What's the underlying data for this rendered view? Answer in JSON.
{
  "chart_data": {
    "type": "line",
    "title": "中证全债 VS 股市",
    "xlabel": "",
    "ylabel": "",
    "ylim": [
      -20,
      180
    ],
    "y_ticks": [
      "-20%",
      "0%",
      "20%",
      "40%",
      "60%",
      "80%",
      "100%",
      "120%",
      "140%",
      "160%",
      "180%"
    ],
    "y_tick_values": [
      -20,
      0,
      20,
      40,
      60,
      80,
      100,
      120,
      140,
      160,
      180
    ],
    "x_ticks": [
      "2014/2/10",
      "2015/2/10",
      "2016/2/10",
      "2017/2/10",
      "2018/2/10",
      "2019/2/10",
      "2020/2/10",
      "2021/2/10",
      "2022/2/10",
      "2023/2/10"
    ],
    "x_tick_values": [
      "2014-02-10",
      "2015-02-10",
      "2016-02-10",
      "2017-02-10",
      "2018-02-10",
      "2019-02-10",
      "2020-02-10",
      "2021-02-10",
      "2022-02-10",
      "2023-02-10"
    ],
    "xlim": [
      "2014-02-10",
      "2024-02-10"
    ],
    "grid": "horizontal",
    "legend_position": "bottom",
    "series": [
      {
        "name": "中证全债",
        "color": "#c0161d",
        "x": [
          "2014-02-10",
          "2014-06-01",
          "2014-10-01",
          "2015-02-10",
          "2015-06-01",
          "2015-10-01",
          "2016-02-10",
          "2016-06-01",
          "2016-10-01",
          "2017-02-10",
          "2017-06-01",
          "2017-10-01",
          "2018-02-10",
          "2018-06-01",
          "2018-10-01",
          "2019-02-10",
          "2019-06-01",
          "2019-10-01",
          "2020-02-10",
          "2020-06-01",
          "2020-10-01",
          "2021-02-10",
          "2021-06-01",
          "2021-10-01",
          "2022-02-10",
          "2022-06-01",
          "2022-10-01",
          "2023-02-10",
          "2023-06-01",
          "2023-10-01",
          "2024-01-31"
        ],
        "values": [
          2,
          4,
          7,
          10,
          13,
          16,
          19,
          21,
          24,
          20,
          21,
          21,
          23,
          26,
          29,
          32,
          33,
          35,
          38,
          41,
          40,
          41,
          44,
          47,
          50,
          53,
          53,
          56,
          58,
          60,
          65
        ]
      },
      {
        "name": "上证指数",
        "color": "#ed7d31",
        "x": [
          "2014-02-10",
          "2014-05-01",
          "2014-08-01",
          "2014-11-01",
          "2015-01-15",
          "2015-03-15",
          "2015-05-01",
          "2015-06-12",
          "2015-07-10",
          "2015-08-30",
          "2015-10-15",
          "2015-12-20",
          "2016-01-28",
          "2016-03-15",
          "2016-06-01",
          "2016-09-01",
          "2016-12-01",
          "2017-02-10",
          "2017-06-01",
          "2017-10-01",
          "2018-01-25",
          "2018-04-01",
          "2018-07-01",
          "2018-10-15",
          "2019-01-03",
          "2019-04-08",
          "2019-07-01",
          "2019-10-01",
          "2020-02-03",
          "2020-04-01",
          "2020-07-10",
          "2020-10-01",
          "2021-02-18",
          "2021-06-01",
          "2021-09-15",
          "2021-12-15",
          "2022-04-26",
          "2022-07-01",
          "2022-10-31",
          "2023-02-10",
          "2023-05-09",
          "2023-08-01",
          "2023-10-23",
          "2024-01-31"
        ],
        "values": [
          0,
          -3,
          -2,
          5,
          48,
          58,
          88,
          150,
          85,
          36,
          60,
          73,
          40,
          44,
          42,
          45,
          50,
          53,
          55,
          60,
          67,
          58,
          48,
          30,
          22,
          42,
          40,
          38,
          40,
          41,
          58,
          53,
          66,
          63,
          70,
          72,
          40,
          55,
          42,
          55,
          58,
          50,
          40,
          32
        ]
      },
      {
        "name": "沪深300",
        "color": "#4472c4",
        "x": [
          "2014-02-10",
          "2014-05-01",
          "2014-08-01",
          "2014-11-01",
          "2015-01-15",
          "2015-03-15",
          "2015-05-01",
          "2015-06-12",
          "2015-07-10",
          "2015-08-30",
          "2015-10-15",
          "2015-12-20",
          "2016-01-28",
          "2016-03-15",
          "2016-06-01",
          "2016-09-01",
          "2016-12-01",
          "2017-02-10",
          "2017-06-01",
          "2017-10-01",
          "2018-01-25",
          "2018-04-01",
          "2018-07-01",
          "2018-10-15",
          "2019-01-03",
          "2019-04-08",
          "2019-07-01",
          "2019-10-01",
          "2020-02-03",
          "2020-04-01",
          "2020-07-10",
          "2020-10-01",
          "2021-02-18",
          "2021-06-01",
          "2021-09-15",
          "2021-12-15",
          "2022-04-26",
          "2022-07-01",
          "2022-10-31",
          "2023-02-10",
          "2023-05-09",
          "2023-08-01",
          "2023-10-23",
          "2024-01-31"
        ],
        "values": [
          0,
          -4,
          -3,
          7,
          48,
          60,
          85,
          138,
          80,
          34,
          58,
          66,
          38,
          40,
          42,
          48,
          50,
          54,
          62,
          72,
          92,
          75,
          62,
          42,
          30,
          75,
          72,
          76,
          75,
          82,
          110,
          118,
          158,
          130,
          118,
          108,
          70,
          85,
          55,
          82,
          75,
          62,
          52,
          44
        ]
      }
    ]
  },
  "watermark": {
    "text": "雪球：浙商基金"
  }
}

※ ※ ※

Every record should be given again exactly.

▸ **Task solution**
What's the underlying data for this rendered view? Answer in JSON.
{
  "chart_data": {
    "type": "line",
    "title": "中证全债 VS 股市",
    "xlabel": "",
    "ylabel": "",
    "ylim": [
      -20,
      180
    ],
    "y_ticks": [
      "-20%",
      "0%",
      "20%",
      "40%",
      "60%",
      "80%",
      "100%",
      "120%",
      "140%",
      "160%",
      "180%"
    ],
    "y_tick_values": [
      -20,
      0,
      20,
      40,
      60,
      80,
      100,
      120,
      140,
      160,
      180
    ],
    "x_ticks": [
      "2014/2/10",
      "2015/2/10",
      "2016/2/10",
      "2017/2/10",
      "2018/2/10",
      "2019/2/10",
      "2020/2/10",
      "2021/2/10",
      "2022/2/10",
      "2023/2/10"
    ],
    "x_tick_values": [
      "2014-02-10",
      "2015-02-10",
      "2016-02-10",
      "2017-02-10",
      "2018-02-10",
      "2019-02-10",
      "2020-02-10",
      "2021-02-10",
      "2022-02-10",
      "2023-02-10"
    ],
    "xlim": [
      "2014-02-10",
      "2024-02-10"
    ],
    "grid": "horizontal",
    "legend_position": "bottom",
    "series": [
      {
        "name": "中证全债",
        "color": "#c0161d",
        "x": [
          "2014-02-10",
          "2014-06-01",
          "2014-10-01",
          "2015-02-10",
          "2015-06-01",
          "2015-10-01",
          "2016-02-10",
          "2016-06-01",
          "2016-10-01",
          "2017-02-10",
          "2017-06-01",
          "2017-10-01",
          "2018-02-10",
          "2018-06-01",
          "2018-10-01",
          "2019-02-10",
          "2019-06-01",
          "2019-10-01",
          "2020-02-10",
          "2020-06-01",
          "2020-10-01",
          "2021-02-10",
          "2021-06-01",
          "2021-10-01",
          "2022-02-10",
          "2022-06-01",
          "2022-10-01",
          "2023-02-10",
          "2023-06-01",
          "2023-10-01",
          "2024-01-31"
        ],
        "values": [
          2,
          4,
          7,
          10,
          13,
          16,
          19,
          21,
          24,
          20,
          21,
          21,
          23,
          26,
          29,
          32,
          33,
          35,
          38,
          41,
          40,
          41,
          44,
          47,
          50,
          53,
          53,
          56,
          58,
          60,
          65
        ]
      },
      {
        "name": "上证指数",
        "color": "#ed7d31",
        "x": [
          "2014-02-10",
          "2014-05-01",
          "2014-08-01",
          "2014-11-01",
          "2015-01-15",
          "2015-03-15",
          "2015-05-01",
          "2015-06-12",
          "2015-07-10",
          "2015-08-30",
          "2015-10-15",
          "2015-12-20",
          "2016-01-28",
          "2016-03-15",
          "2016-06-01",
          "2016-09-01",
          "2016-12-01",
          "2017-02-10",
          "2017-06-01",
          "2017-10-01",
          "2018-01-25",
          "2018-04-01",
          "2018-07-01",
          "2018-10-15",
          "2019-01-03",
          "2019-04-08",
          "2019-07-01",
          "2019-10-01",
          "2020-02-03",
          "2020-04-01",
          "2020-07-10",
          "2020-10-01",
          "2021-02-18",
          "2021-06-01",
          "2021-09-15",
          "2021-12-15",
          "2022-04-26",
          "2022-07-01",
          "2022-10-31",
          "2023-02-10",
          "2023-05-09",
          "2023-08-01",
          "2023-10-23",
          "2024-01-31"
        ],
        "values": [
          0,
          -3,
          -2,
          5,
          48,
          58,
          88,
          150,
          85,
          36,
          60,
          73,
          40,
          44,
          42,
          45,
          50,
          53,
          55,
          60,
          67,
          58,
          48,
          30,
          22,
          42,
          40,
          38,
          40,
          41,
          58,
          53,
          66,
          63,
          70,
          72,
          40,
          55,
          42,
          55,
          58,
          50,
          40,
          32
        ]
      },
      {
        "name": "沪深300",
        "color": "#4472c4",
        "x": [
          "2014-02-10",
          "2014-05-01",
          "2014-08-01",
          "2014-11-01",
          "2015-01-15",
          "2015-03-15",
          "2015-05-01",
          "2015-06-12",
          "2015-07-10",
          "2015-08-30",
          "2015-10-15",
          "2015-12-20",
          "2016-01-28",
          "2016-03-15",
          "2016-06-01",
          "2016-09-01",
          "2016-12-01",
          "2017-02-10",
          "2017-06-01",
          "2017-10-01",
          "2018-01-25",
          "2018-04-01",
          "2018-07-01",
          "2018-10-15",
          "2019-01-03",
          "2019-04-08",
          "2019-07-01",
          "2019-10-01",
          "2020-02-03",
          "2020-04-01",
          "2020-07-10",
          "2020-10-01",
          "2021-02-18",
          "2021-06-01",
          "2021-09-15",
          "2021-12-15",
          "2022-04-26",
          "2022-07-01",
          "2022-10-31",
          "2023-02-10",
          "2023-05-09",
          "2023-08-01",
          "2023-10-23",
          "2024-01-31"
        ],
        "values": [
          0,
          -4,
          -3,
          7,
          48,
          60,
          85,
          138,
          80,
          34,
          58,
          66,
          38,
          40,
          42,
          48,
          50,
          54,
          62,
          72,
          92,
          75,
          62,
          42,
          30,
          75,
          72,
          76,
          75,
          82,
          110,
          118,
          158,
          130,
          118,
          108,
          70,
          85,
          55,
          82,
          75,
          62,
          52,
          44
        ]
      }
    ]
  },
  "watermark": {
    "text": "雪球：浙商基金"
  }
}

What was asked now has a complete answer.